PROMPT
Select lines where the word "three" appears.

-- begin --

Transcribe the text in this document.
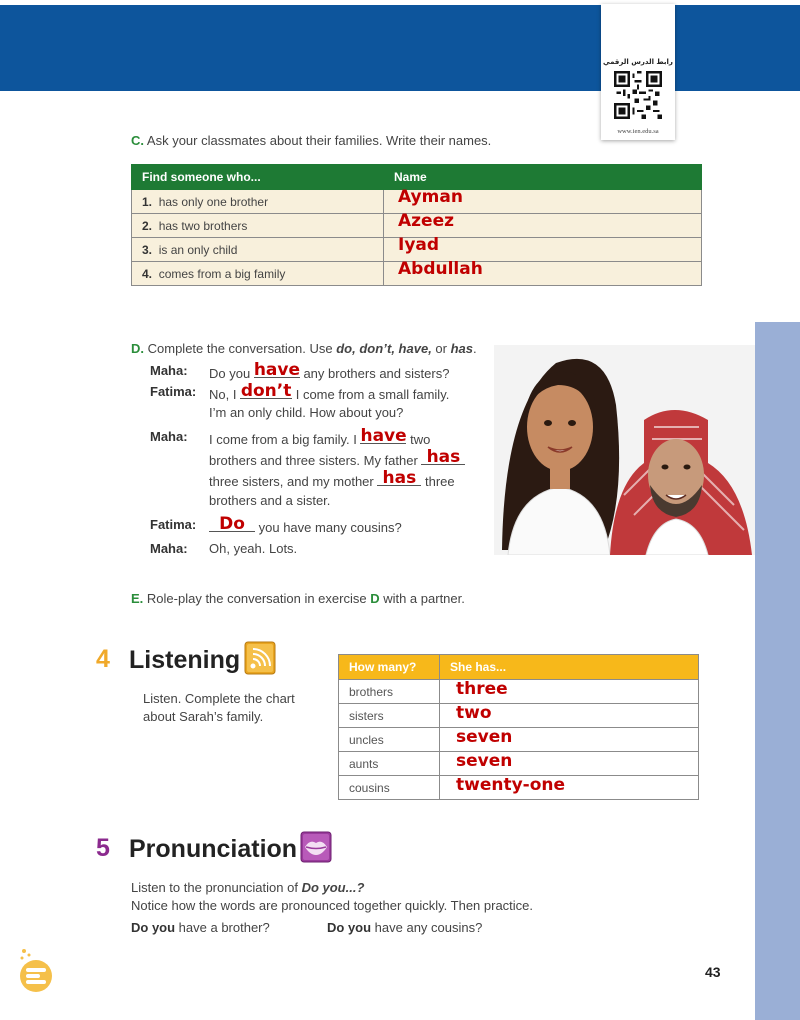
رابط الدرس الرقمي
www.ien.edu.sa
C. Ask your classmates about their families. Write their names.
Find someone who...	Name
1. has only one brother	Ayman

2. has two brothers	Azeez

3. is an only child	Iyad

4. comes from a big family	Abdullah
D. Complete the conversation. Use do, don’t, have, or has.
Maha: Do you have any brothers and sisters?
Fatima: No, I don’t I come from a small family.
I’m an only child. How about you?
Maha: I come from a big family. I have two
brothers and three sisters. My father has
three sisters, and my mother has three
brothers and a sister.
Fatima:	Do	you have many cousins?
Maha: Oh, yeah. Lots.
E. Role-play the conversation in exercise D with a partner.
4 Listening
Listen. Complete the chart
about Sarah’s family.
How many?	She has...
brothers	three

sisters	two

uncles	seven

aunts	seven

cousins	twenty-one
5 Pronunciation
Listen to the pronunciation of Do you...?
Notice how the words are pronounced together quickly. Then practice.
Do you have a brother?	Do you have any cousins?
43
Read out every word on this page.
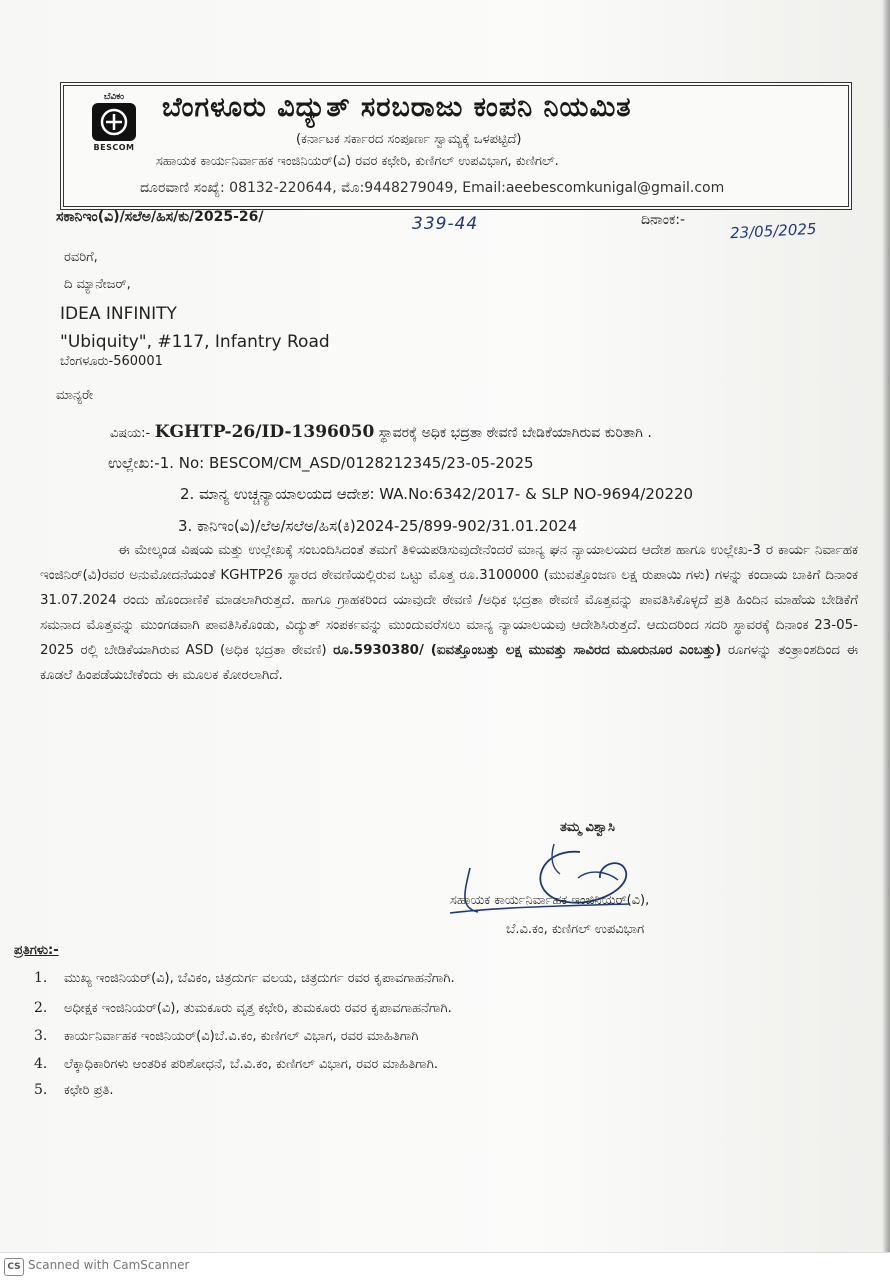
ಬೆವಿಕಂ
BESCOM
ಬೆಂಗಳೂರು ವಿದ್ಯುತ್ ಸರಬರಾಜು ಕಂಪನಿ ನಿಯಮಿತ
(ಕರ್ನಾಟಕ ಸರ್ಕಾರದ ಸಂಪೂರ್ಣ ಸ್ವಾಮ್ಯಕ್ಕೆ ಒಳಪಟ್ಟಿದೆ)
ಸಹಾಯಕ ಕಾರ್ಯನಿರ್ವಾಹಕ ಇಂಜಿನಿಯರ್(ವಿ) ರವರ ಕಛೇರಿ, ಕುಣಿಗಲ್ ಉಪವಿಭಾಗ, ಕುಣಿಗಲ್.
ದೂರವಾಣಿ ಸಂಖ್ಯೆ: 08132-220644, ಮೊ:9448279049, Email:aeebescomkunigal@gmail.com
ಸಕಾನಿಇಂ(ವಿ)/ಸಲೆಅ/ಹಿಸ/ಕು/2025-26/	339-44	ದಿನಾಂಕ:-	23/05/2025
ರವರಿಗೆ,
ದಿ ಮ್ಯಾನೇಜರ್,
IDEA INFINITY
"Ubiquity", #117, Infantry Road
ಬೆಂಗಳೂರು-560001
ಮಾನ್ಯರೇ
ವಿಷಯ:- KGHTP-26/ID-1396050 ಸ್ಥಾವರಕ್ಕೆ ಅಧಿಕ ಭದ್ರತಾ ಠೇವಣಿ ಬೇಡಿಕೆಯಾಗಿರುವ ಕುರಿತಾಗಿ .
ಉಲ್ಲೇಖ:-1. No: BESCOM/CM_ASD/0128212345/23-05-2025
2. ಮಾನ್ಯ ಉಚ್ಚನ್ಯಾಯಾಲಯದ ಆದೇಶ: WA.No:6342/2017- & SLP NO-9694/20220
3. ಕಾನಿಇಂ(ವಿ)/ಲೆಅ/ಸಲೆಅ/ಹಿಸ(ಕಿ)2024-25/899-902/31.01.2024

ಈ ಮೇಲ್ಕಂಡ ವಿಷಯ ಮತ್ತು ಉಲ್ಲೇಖಕ್ಕೆ ಸಂಬಂದಿಸಿದಂತೆ ತಮಗೆ ತಿಳಿಯಪಡಿಸುವುದೇನೆಂದರೆ ಮಾನ್ಯ ಘನ ನ್ಯಾಯಾಲಯದ ಆದೇಶ ಹಾಗೂ ಉಲ್ಲೇಖ-3 ರ ಕಾರ್ಯ ನಿರ್ವಾಹಕ ಇಂಜಿನಿರ್(ವಿ)ರವರ ಅನುಮೋದನೆಯಂತೆ KGHTP26 ಸ್ಥಾರದ ಠೇವಣಿಯಲ್ಲಿರುವ ಒಟ್ಟು ಮೊತ್ತ ರೂ.3100000 (ಮುವತ್ತೊಂಜಣ ಲಕ್ಷ ರುಪಾಯಿ ಗಳು) ಗಳನ್ನು ಕಂದಾಯ ಬಾಕಿಗೆ ದಿನಾಂಕ 31.07.2024 ರಂದು ಹೊಂದಾಣಿಕೆ ಮಾಡಲಾಗಿರುತ್ತದೆ. ಹಾಗೂ ಗ್ರಾಹಕರಿಂದ ಯಾವುದೇ ಠೇವಣಿ /ಅಧಿಕ ಭದ್ರತಾ ಠೇವಣಿ ಮೊತ್ತವನ್ನು ಪಾವತಿಸಿಕೊಳ್ಳದೆ ಪ್ರತಿ ಹಿಂದಿನ ಮಾಹೆಯ ಬೇಡಿಕೆಗೆ ಸಮನಾದ ಮೊತ್ತವನ್ನು ಮುಂಗಡವಾಗಿ ಪಾವತಿಸಿಕೊಂಡು, ವಿದ್ಯುತ್ ಸಂಪರ್ಕವನ್ನು ಮುಂದುವರೆಸಲು ಮಾನ್ಯ ನ್ಯಾಯಾಲಯವು ಆದೇಶಿಸಿರುತ್ತದೆ. ಆದುದರಿಂದ ಸದರಿ ಸ್ಥಾವರಕ್ಕೆ ದಿನಾಂಕ 23-05-2025 ರಲ್ಲಿ ಬೇಡಿಕೆಯಾಗಿರುವ ASD (ಅಧಿಕ ಭದ್ರತಾ ಠೇವಣಿ) ರೂ.5930380/ (ಐವತ್ತೊಂಬತ್ತು ಲಕ್ಷ ಮುವತ್ತು ಸಾವಿರದ ಮೂರುನೂರ ಎಂಬತ್ತು) ರೂಗಳನ್ನು ತಂತ್ರಾಂಶದಿಂದ ಈ ಕೂಡಲೆ ಹಿಂಪಡೆಯಬೇಕೆಂದು ಈ ಮೂಲಕ ಕೋರಲಾಗಿದೆ.

ತಮ್ಮ ವಿಶ್ವಾಸಿ
ಸಹಾಯಕ ಕಾರ್ಯನಿರ್ವಾಹಕ ಇಂಜಿನಿಯರ್(ವಿ),
ಬೆ.ವಿ.ಕಂ, ಕುಣಿಗಲ್ ಉಪವಿಭಾಗ
ಪ್ರತಿಗಳು:-
1. ಮುಖ್ಯ ಇಂಜಿನಿಯರ್(ವಿ), ಬೆವಿಕಂ, ಚಿತ್ರದುರ್ಗ ವಲಯ, ಚಿತ್ರದುರ್ಗ ರವರ ಕೃಪಾವಗಾಹನೆಗಾಗಿ.
2. ಅಧೀಕ್ಷಕ ಇಂಜಿನಿಯರ್(ವಿ), ತುಮಕೂರು ವೃತ್ತ ಕಛೇರಿ, ತುಮಕೂರು ರವರ ಕೃಪಾವಗಾಹನೆಗಾಗಿ.
3. ಕಾರ್ಯನಿರ್ವಾಹಕ ಇಂಜಿನಿಯರ್(ವಿ)ಬೆ.ವಿ.ಕಂ, ಕುಣಿಗಲ್ ವಿಭಾಗ, ರವರ ಮಾಹಿತಿಗಾಗಿ
4. ಲೆಕ್ಕಾಧಿಕಾರಿಗಳು ಆಂತರಿಕ ಪರಿಶೋಧನೆ, ಬೆ.ವಿ.ಕಂ, ಕುಣಿಗಲ್ ವಿಭಾಗ, ರವರ ಮಾಹಿತಿಗಾಗಿ.
5. ಕಛೇರಿ ಪ್ರತಿ.
CS Scanned with CamScanner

-- end --

SOLUTION FOR THIS TASK
brothers and three sisters. My father has
three sisters, and my mother has three
brothers	three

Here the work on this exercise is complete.